++++ RECORDS PROVIDED ++++
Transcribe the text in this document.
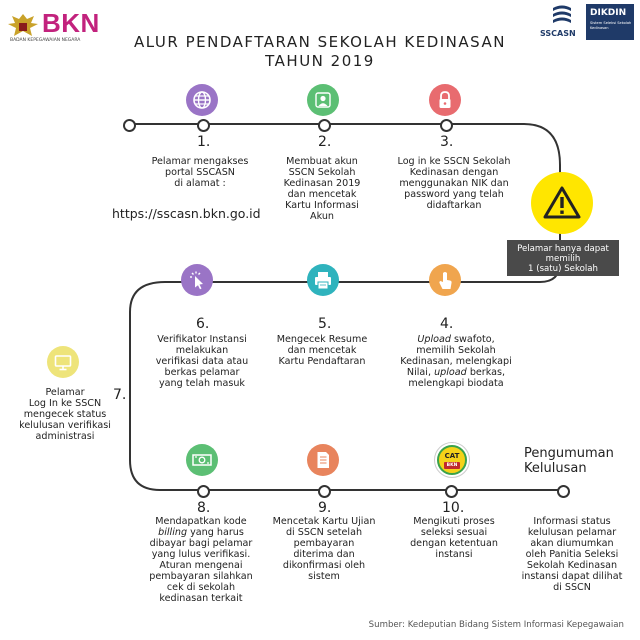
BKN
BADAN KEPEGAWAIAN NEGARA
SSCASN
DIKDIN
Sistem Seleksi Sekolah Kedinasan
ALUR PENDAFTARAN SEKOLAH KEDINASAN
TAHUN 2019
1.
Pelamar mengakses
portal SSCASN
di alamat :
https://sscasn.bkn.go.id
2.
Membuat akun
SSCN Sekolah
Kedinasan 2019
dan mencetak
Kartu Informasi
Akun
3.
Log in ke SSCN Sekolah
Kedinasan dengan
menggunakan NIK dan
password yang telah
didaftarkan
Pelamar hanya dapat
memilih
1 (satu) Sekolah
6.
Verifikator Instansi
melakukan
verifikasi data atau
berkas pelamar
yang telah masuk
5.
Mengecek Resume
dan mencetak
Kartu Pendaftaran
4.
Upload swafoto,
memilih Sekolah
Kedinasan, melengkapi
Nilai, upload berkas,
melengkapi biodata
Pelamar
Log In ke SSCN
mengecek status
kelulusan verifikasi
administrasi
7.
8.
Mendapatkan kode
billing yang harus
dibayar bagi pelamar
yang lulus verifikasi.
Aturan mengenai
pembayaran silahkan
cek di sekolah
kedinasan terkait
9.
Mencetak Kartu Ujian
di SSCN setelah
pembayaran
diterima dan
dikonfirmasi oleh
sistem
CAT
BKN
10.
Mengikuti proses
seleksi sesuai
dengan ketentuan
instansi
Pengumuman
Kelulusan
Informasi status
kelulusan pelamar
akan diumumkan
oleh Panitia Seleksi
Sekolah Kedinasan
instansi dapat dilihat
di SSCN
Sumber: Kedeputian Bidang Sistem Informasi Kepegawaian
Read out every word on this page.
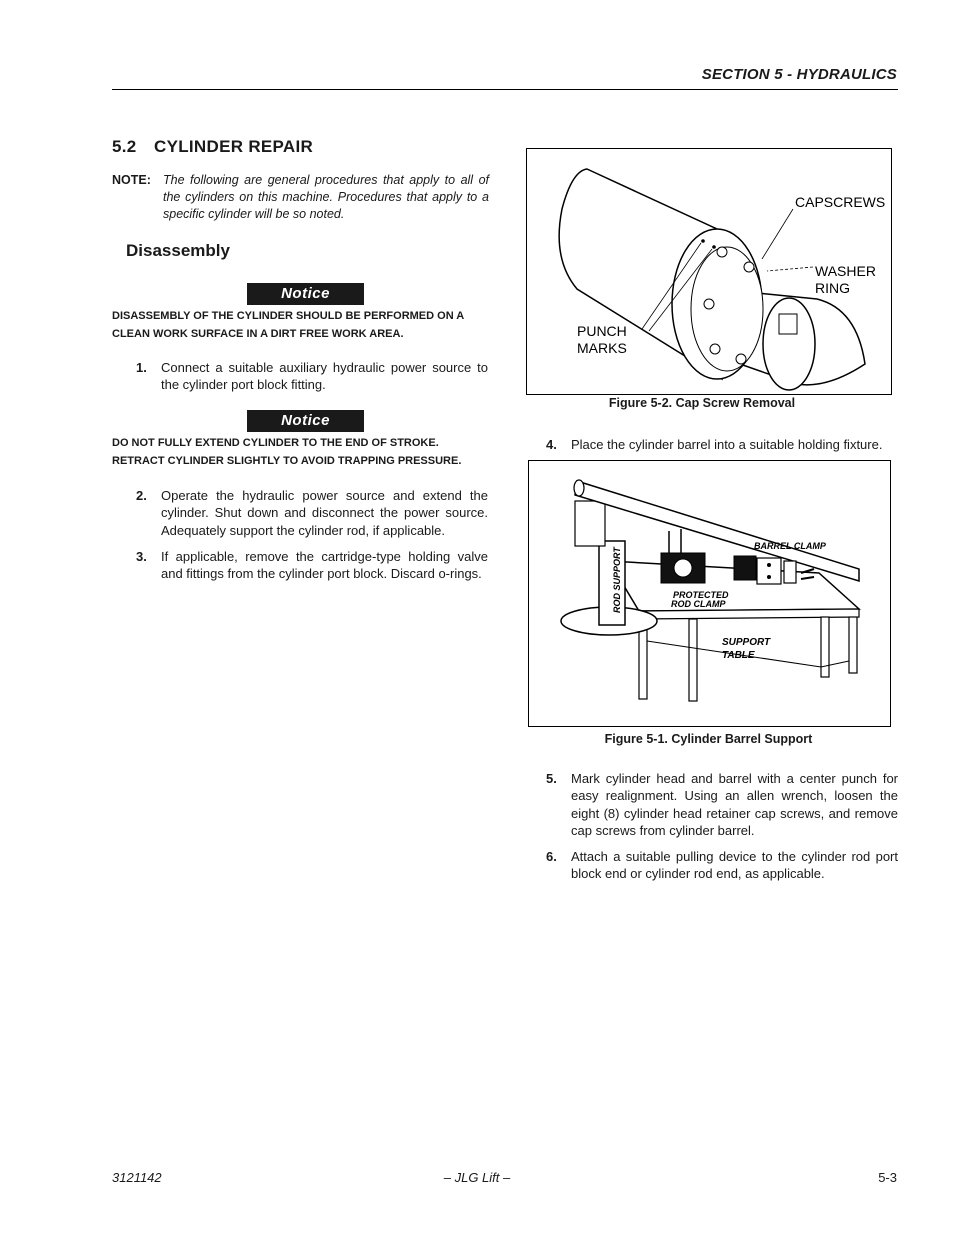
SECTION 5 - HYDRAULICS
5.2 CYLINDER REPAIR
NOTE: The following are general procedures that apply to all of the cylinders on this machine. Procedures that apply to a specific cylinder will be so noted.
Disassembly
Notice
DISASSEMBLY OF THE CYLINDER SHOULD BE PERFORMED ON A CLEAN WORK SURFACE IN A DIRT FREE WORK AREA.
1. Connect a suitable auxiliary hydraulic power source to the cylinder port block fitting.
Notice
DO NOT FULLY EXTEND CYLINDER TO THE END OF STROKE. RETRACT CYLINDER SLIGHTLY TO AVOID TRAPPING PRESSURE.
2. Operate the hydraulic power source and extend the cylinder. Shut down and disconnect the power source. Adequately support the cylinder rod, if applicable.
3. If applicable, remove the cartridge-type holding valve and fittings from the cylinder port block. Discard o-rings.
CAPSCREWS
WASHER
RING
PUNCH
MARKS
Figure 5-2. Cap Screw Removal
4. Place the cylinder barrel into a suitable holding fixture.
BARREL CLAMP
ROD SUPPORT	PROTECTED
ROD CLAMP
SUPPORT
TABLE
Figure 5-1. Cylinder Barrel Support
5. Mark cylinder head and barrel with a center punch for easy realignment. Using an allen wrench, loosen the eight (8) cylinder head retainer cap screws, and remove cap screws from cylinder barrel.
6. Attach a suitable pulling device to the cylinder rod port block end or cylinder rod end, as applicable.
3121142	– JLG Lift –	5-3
++++
++++ RECORDS PROVIDED ++++
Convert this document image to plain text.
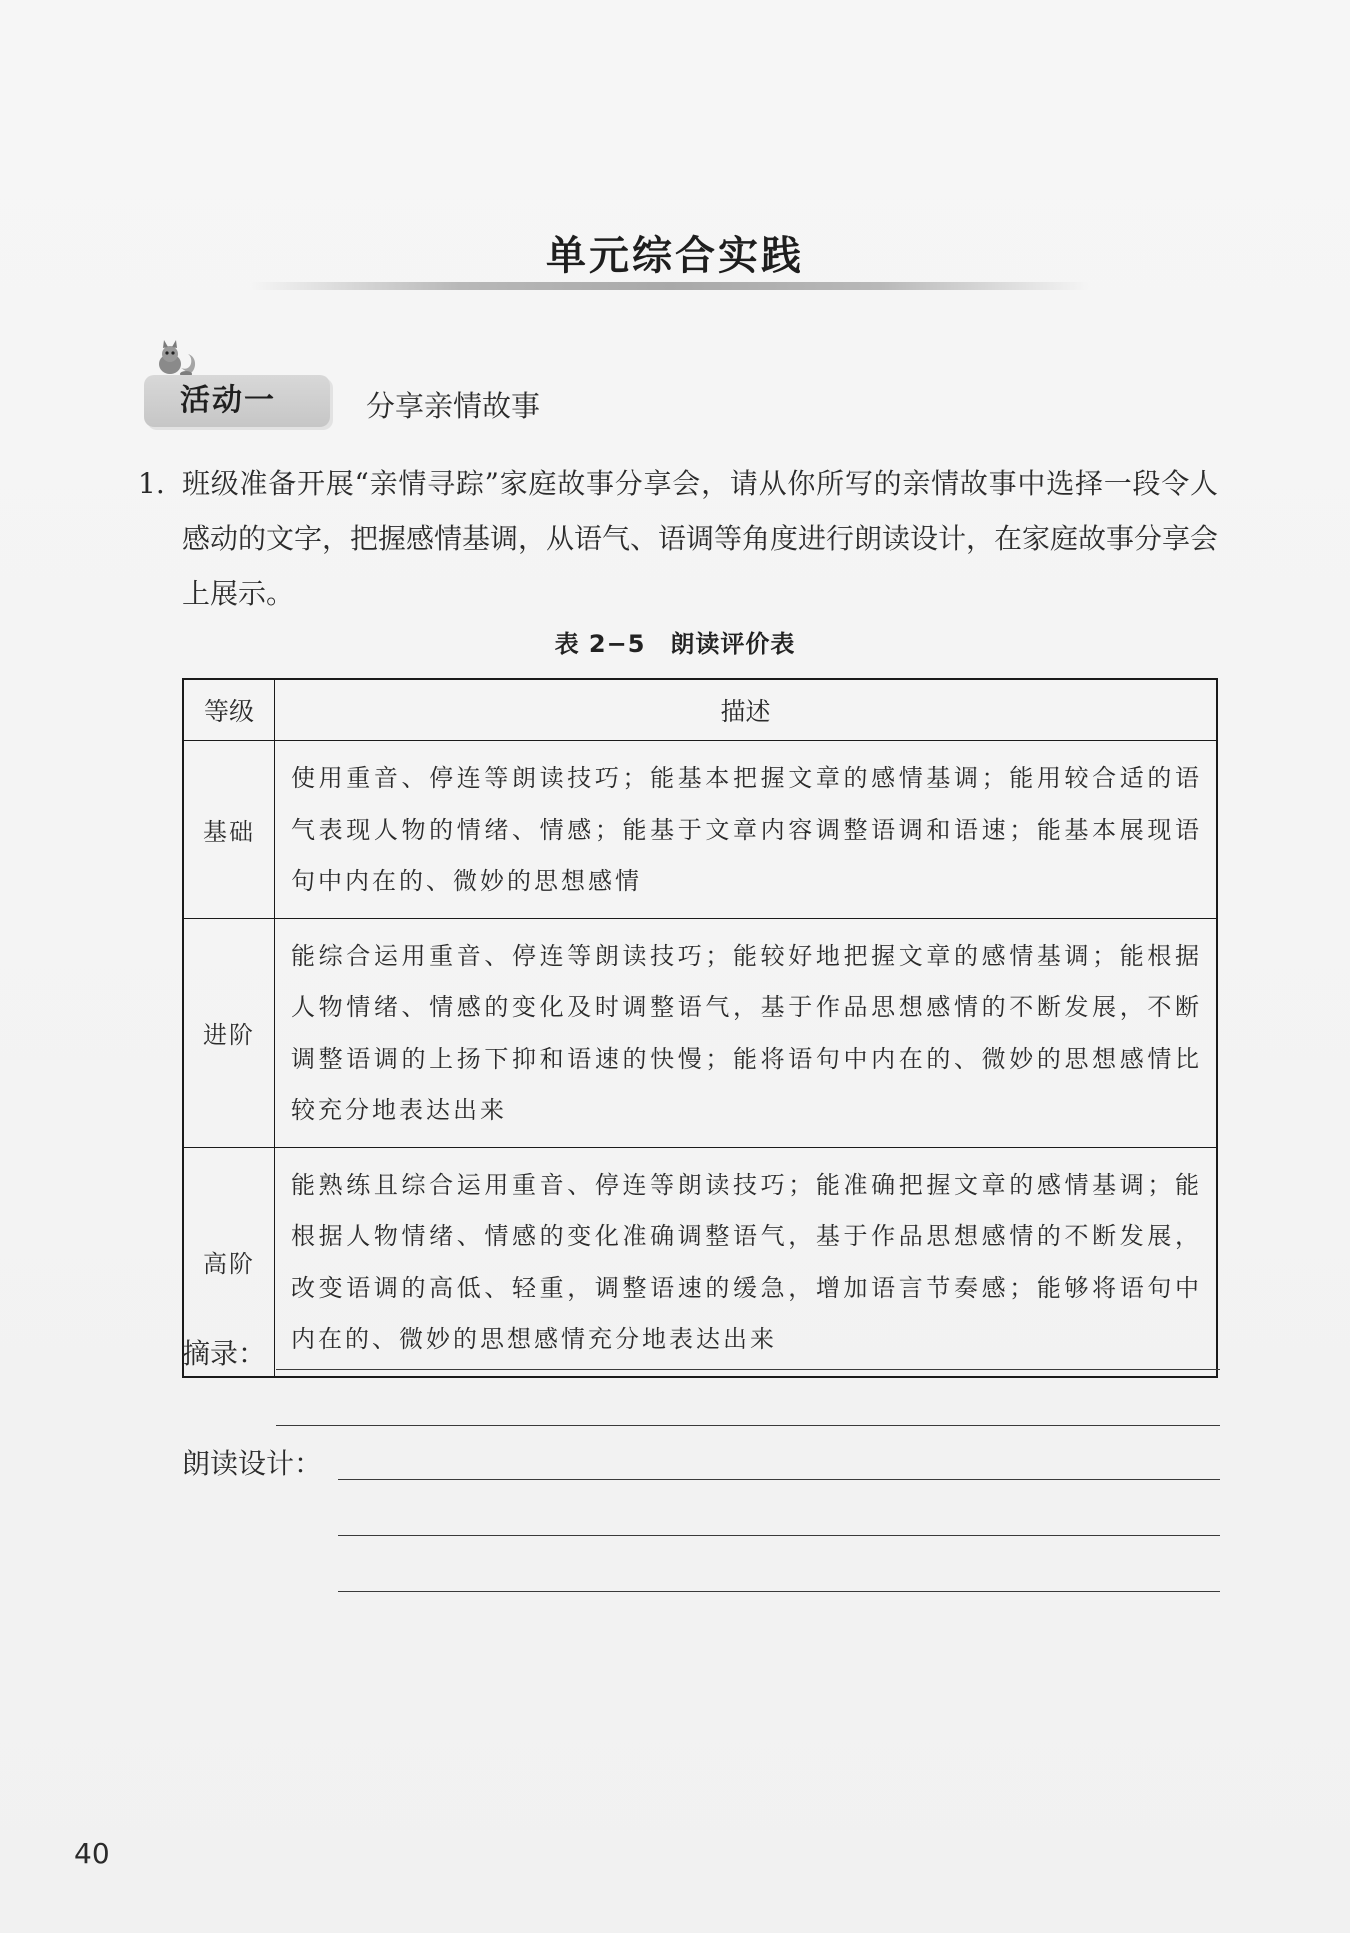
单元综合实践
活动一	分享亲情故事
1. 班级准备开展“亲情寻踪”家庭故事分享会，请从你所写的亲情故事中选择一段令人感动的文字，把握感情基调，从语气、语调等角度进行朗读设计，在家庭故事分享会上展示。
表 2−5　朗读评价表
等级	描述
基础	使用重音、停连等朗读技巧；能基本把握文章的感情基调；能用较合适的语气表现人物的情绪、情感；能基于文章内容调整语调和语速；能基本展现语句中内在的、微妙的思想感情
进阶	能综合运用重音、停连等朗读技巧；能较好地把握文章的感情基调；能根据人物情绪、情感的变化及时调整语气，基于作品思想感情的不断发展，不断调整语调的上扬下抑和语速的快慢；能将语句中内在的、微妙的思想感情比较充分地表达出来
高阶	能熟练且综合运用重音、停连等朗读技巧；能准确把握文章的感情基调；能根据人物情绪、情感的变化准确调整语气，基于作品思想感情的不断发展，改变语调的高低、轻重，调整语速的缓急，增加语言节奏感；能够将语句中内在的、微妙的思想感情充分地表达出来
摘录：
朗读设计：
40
++++
• **PROBLEM TO WORK ON**
Using the listing above, gather each line that holds the string "Informasi" and copy it.

• **ANSWER TO THE PROBLEM**
Kartu Informasi
Informasi status
Sumber: Kedeputian Bidang Sistem Informasi Kepegawaian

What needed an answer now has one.